--- RECORDS SHOWN ---

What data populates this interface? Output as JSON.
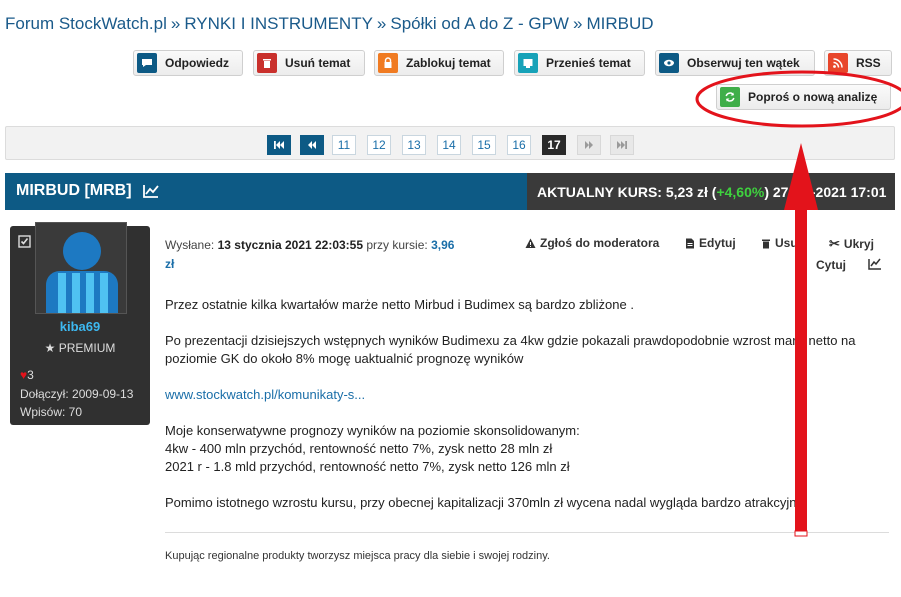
{
  "breadcrumb": {
    "items": [
      "Forum StockWatch.pl",
      "RYNKI I INSTRUMENTY",
      "Spółki od A do Z - GPW",
      "MIRBUD"
    ],
    "separator": "»"
  },
  "toolbar": {
    "reply": {
      "label": "Odpowiedz",
      "icon": "speech-bubble-icon",
      "color": "#0d5a85"
    },
    "delete": {
      "label": "Usuń temat",
      "icon": "trash-icon",
      "color": "#c9302c"
    },
    "lock": {
      "label": "Zablokuj temat",
      "icon": "lock-icon",
      "color": "#f07b22"
    },
    "move": {
      "label": "Przenieś temat",
      "icon": "move-icon",
      "color": "#17a2b8"
    },
    "watch": {
      "label": "Obserwuj ten wątek",
      "icon": "eye-icon",
      "color": "#0d5a85"
    },
    "rss": {
      "label": "RSS",
      "icon": "rss-icon",
      "color": "#e8462b"
    },
    "request_analysis": {
      "label": "Poproś o nową analizę",
      "icon": "refresh-icon",
      "color": "#3fae49"
    }
  },
  "pagination": {
    "pages": [
      "11",
      "12",
      "13",
      "14",
      "15",
      "16"
    ],
    "current": "17"
  },
  "topic": {
    "title": "MIRBUD [MRB]",
    "price_label": "AKTUALNY KURS: 5,23 zł (",
    "price_change": "+4,60%",
    "price_suffix": ") 27-0",
    "price_tail": "-2021 17:01"
  },
  "user": {
    "name": "kiba69",
    "rank": "PREMIUM",
    "likes": "3",
    "joined": "Dołączył: 2009-09-13",
    "posts": "Wpisów: 70"
  },
  "post_meta": {
    "sent_label": "Wysłane:",
    "sent_date": "13 stycznia 2021 22:03:55",
    "price_label": "przy kursie:",
    "price_value": "3,96",
    "price_unit": "zł"
  },
  "post_actions": {
    "report": "Zgłoś do moderatora",
    "edit": "Edytuj",
    "delete": "Usu",
    "hide": "Ukryj",
    "quote": "Cytuj"
  },
  "post": {
    "p1": "Przez ostatnie kilka kwartałów marże netto Mirbud i Budimex są bardzo zbliżone .",
    "p2a": "Po prezentacji dzisiejszych wstępnych wyników Budimexu za 4kw gdzie pokazali prawdopodobnie wzrost mar",
    "p2b": "netto na",
    "p2c": "poziomie GK do około 8% mogę uaktualnić prognozę wyników",
    "link": "www.stockwatch.pl/komunikaty-s...",
    "p4a": "Moje konserwatywne prognozy wyników na poziomie skonsolidowanym:",
    "p4b": "4kw - 400 mln przychód, rentowność netto 7%, zysk netto 28 mln zł",
    "p4c": "2021 r - 1.8 mld przychód, rentowność netto 7%, zysk netto 126 mln zł",
    "p5": "Pomimo istotnego wzrostu kursu, przy obecnej kapitalizacji 370mln zł wycena nadal wygląda bardzo atrakcyjn",
    "signature": "Kupując regionalne produkty tworzysz miejsca pracy dla siebie i swojej rodziny."
  },
  "annotation": {
    "color": "#e3131b"
  }
}
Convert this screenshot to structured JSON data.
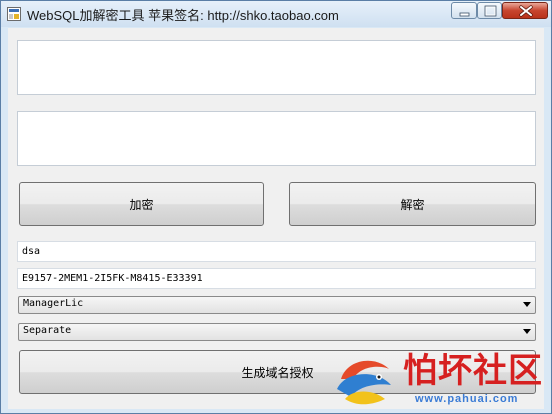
{
  "window": {
    "title": "WebSQL加解密工具 苹果签名: http://shko.taobao.com"
  },
  "colors": {
    "window_frame": "#d9e8f5",
    "client_background": "#f0f0f0",
    "close_button": "#c7452f",
    "watermark_red": "#d62020",
    "watermark_blue": "#3a7bd5"
  },
  "form": {
    "input_text": "",
    "output_text": "",
    "encrypt_label": "加密",
    "decrypt_label": "解密",
    "name_value": "dsa",
    "serial_value": "E9157-2MEM1-2I5FK-M8415-E33391",
    "license_type_selected": "ManagerLic",
    "mode_selected": "Separate",
    "generate_label": "生成域名授权"
  },
  "watermark": {
    "brand": "怕坏社区",
    "url": "www.pahuai.com"
  }
}
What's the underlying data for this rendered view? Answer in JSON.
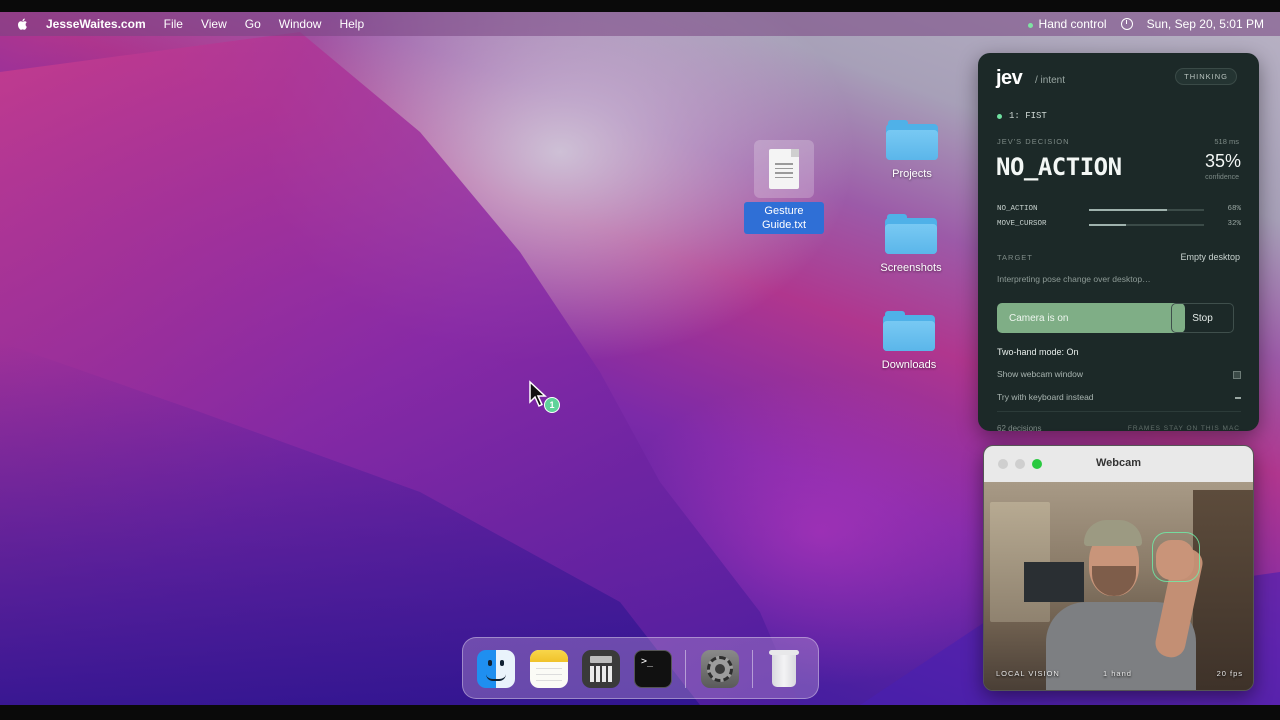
{
  "menubar": {
    "app_name": "JesseWaites.com",
    "menus": [
      "File",
      "View",
      "Go",
      "Window",
      "Help"
    ],
    "status_text": "Hand control",
    "datetime": "Sun, Sep 20, 5:01 PM"
  },
  "desktop": {
    "file": {
      "name": "Gesture Guide.txt"
    },
    "folders": [
      "Projects",
      "Screenshots",
      "Downloads"
    ],
    "cursor_badge": "1"
  },
  "panel": {
    "logo": "jev",
    "subtitle": "/ intent",
    "status_badge": "THINKING",
    "gesture": "1: FIST",
    "decision_section": "JEV'S DECISION",
    "latency": "518 ms",
    "decision": "NO_ACTION",
    "confidence_value": "35%",
    "confidence_label": "confidence",
    "candidates": [
      {
        "label": "NO_ACTION",
        "value": "68%",
        "fraction": 0.68
      },
      {
        "label": "MOVE_CURSOR",
        "value": "32%",
        "fraction": 0.32
      }
    ],
    "target_label": "TARGET",
    "target_value": "Empty desktop",
    "interpretation": "Interpreting pose change over desktop…",
    "camera_button": "Camera is on",
    "stop_button": "Stop",
    "two_hand_mode": "Two-hand mode: On",
    "option_webcam": "Show webcam window",
    "option_keyboard": "Try with keyboard instead",
    "decisions_count": "62 decisions",
    "footer": "FRAMES STAY ON THIS MAC"
  },
  "webcam": {
    "title": "Webcam",
    "hud_left": "LOCAL VISION",
    "hud_center": "1 hand",
    "hud_right": "20 fps"
  },
  "dock": {
    "apps": [
      "finder-icon",
      "notes-icon",
      "calculator-icon",
      "terminal-icon",
      "system-settings-icon",
      "trash-icon"
    ]
  },
  "colors": {
    "panel_bg": "#1c2928",
    "camera_button": "#7fae86",
    "status_dot": "#6fe0a0",
    "selection": "#2f6fd6"
  }
}
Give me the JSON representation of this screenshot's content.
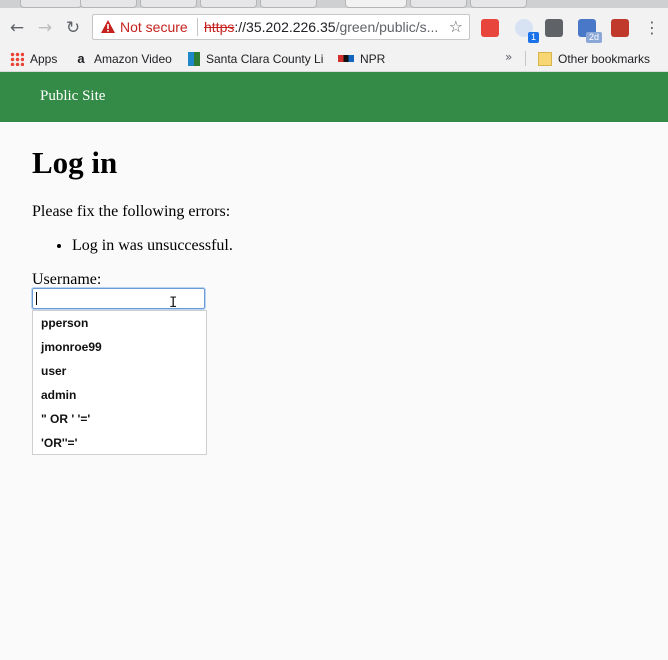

---

• _STATED EXERCISE_: Set down the records in full and exactly. Do not carry over any image.

• _SOLVED PROBLEM_:
What data populates this interface? Output as JSON.
{
  "breadcrumb": {
    "items": [
      "Forum StockWatch.pl",
      "RYNKI I INSTRUMENTY",
      "Spółki od A do Z - GPW",
      "MIRBUD"
    ],
    "separator": "»"
  },
  "toolbar": {
    "reply": {
      "label": "Odpowiedz",
      "icon": "speech-bubble-icon",
      "color": "#0d5a85"
    },
    "delete": {
      "label": "Usuń temat",
      "icon": "trash-icon",
      "color": "#c9302c"
    },
    "lock": {
      "label": "Zablokuj temat",
      "icon": "lock-icon",
      "color": "#f07b22"
    },
    "move": {
      "label": "Przenieś temat",
      "icon": "move-icon",
      "color": "#17a2b8"
    },
    "watch": {
      "label": "Obserwuj ten wątek",
      "icon": "eye-icon",
      "color": "#0d5a85"
    },
    "rss": {
      "label": "RSS",
      "icon": "rss-icon",
      "color": "#e8462b"
    },
    "request_analysis": {
      "label": "Poproś o nową analizę",
      "icon": "refresh-icon",
      "color": "#3fae49"
    }
  },
  "pagination": {
    "pages": [
      "11",
      "12",
      "13",
      "14",
      "15",
      "16"
    ],
    "current": "17"
  },
  "topic": {
    "title": "MIRBUD [MRB]",
    "price_label": "AKTUALNY KURS: 5,23 zł (",
    "price_change": "+4,60%",
    "price_suffix": ") 27-0",
    "price_tail": "-2021 17:01"
  },
  "user": {
    "name": "kiba69",
    "rank": "PREMIUM",
    "likes": "3",
    "joined": "Dołączył: 2009-09-13",
    "posts": "Wpisów: 70"
  },
  "post_meta": {
    "sent_label": "Wysłane:",
    "sent_date": "13 stycznia 2021 22:03:55",
    "price_label": "przy kursie:",
    "price_value": "3,96",
    "price_unit": "zł"
  },
  "post_actions": {
    "report": "Zgłoś do moderatora",
    "edit": "Edytuj",
    "delete": "Usu",
    "hide": "Ukryj",
    "quote": "Cytuj"
  },
  "post": {
    "p1": "Przez ostatnie kilka kwartałów marże netto Mirbud i Budimex są bardzo zbliżone .",
    "p2a": "Po prezentacji dzisiejszych wstępnych wyników Budimexu za 4kw gdzie pokazali prawdopodobnie wzrost mar",
    "p2b": "netto na",
    "p2c": "poziomie GK do około 8% mogę uaktualnić prognozę wyników",
    "link": "www.stockwatch.pl/komunikaty-s...",
    "p4a": "Moje konserwatywne prognozy wyników na poziomie skonsolidowanym:",
    "p4b": "4kw - 400 mln przychód, rentowność netto 7%, zysk netto 28 mln zł",
    "p4c": "2021 r - 1.8 mld przychód, rentowność netto 7%, zysk netto 126 mln zł",
    "p5": "Pomimo istotnego wzrostu kursu, przy obecnej kapitalizacji 370mln zł wycena nadal wygląda bardzo atrakcyjn",
    "signature": "Kupując regionalne produkty tworzysz miejsca pracy dla siebie i swojej rodziny."
  },
  "annotation": {
    "color": "#e3131b"
  }
}
Convert this screenshot to structured JSON data.
{
  "window": {
    "title": "WebSQL加解密工具 苹果签名: http://shko.taobao.com"
  },
  "colors": {
    "window_frame": "#d9e8f5",
    "client_background": "#f0f0f0",
    "close_button": "#c7452f",
    "watermark_red": "#d62020",
    "watermark_blue": "#3a7bd5"
  },
  "form": {
    "input_text": "",
    "output_text": "",
    "encrypt_label": "加密",
    "decrypt_label": "解密",
    "name_value": "dsa",
    "serial_value": "E9157-2MEM1-2I5FK-M8415-E33391",
    "license_type_selected": "ManagerLic",
    "mode_selected": "Separate",
    "generate_label": "生成域名授权"
  },
  "watermark": {
    "brand": "怕坏社区",
    "url": "www.pahuai.com"
  }
}
What's the underlying data for this rendered view? Answer in JSON.
{
  "menubar": {
    "app_name": "JesseWaites.com",
    "menus": [
      "File",
      "View",
      "Go",
      "Window",
      "Help"
    ],
    "status_text": "Hand control",
    "datetime": "Sun, Sep 20, 5:01 PM"
  },
  "desktop": {
    "file": {
      "name": "Gesture Guide.txt"
    },
    "folders": [
      "Projects",
      "Screenshots",
      "Downloads"
    ],
    "cursor_badge": "1"
  },
  "panel": {
    "logo": "jev",
    "subtitle": "/ intent",
    "status_badge": "THINKING",
    "gesture": "1: FIST",
    "decision_section": "JEV'S DECISION",
    "latency": "518 ms",
    "decision": "NO_ACTION",
    "confidence_value": "35%",
    "confidence_label": "confidence",
    "candidates": [
      {
        "label": "NO_ACTION",
        "value": "68%",
        "fraction": 0.68
      },
      {
        "label": "MOVE_CURSOR",
        "value": "32%",
        "fraction": 0.32
      }
    ],
    "target_label": "TARGET",
    "target_value": "Empty desktop",
    "interpretation": "Interpreting pose change over desktop…",
    "camera_button": "Camera is on",
    "stop_button": "Stop",
    "two_hand_mode": "Two-hand mode: On",
    "option_webcam": "Show webcam window",
    "option_keyboard": "Try with keyboard instead",
    "decisions_count": "62 decisions",
    "footer": "FRAMES STAY ON THIS MAC"
  },
  "webcam": {
    "title": "Webcam",
    "hud_left": "LOCAL VISION",
    "hud_center": "1 hand",
    "hud_right": "20 fps"
  },
  "dock": {
    "apps": [
      "finder-icon",
      "notes-icon",
      "calculator-icon",
      "terminal-icon",
      "system-settings-icon",
      "trash-icon"
    ]
  },
  "colors": {
    "panel_bg": "#1c2928",
    "camera_button": "#7fae86",
    "status_dot": "#6fe0a0",
    "selection": "#2f6fd6"
  }
}
Give me the JSON representation of this screenshot's content.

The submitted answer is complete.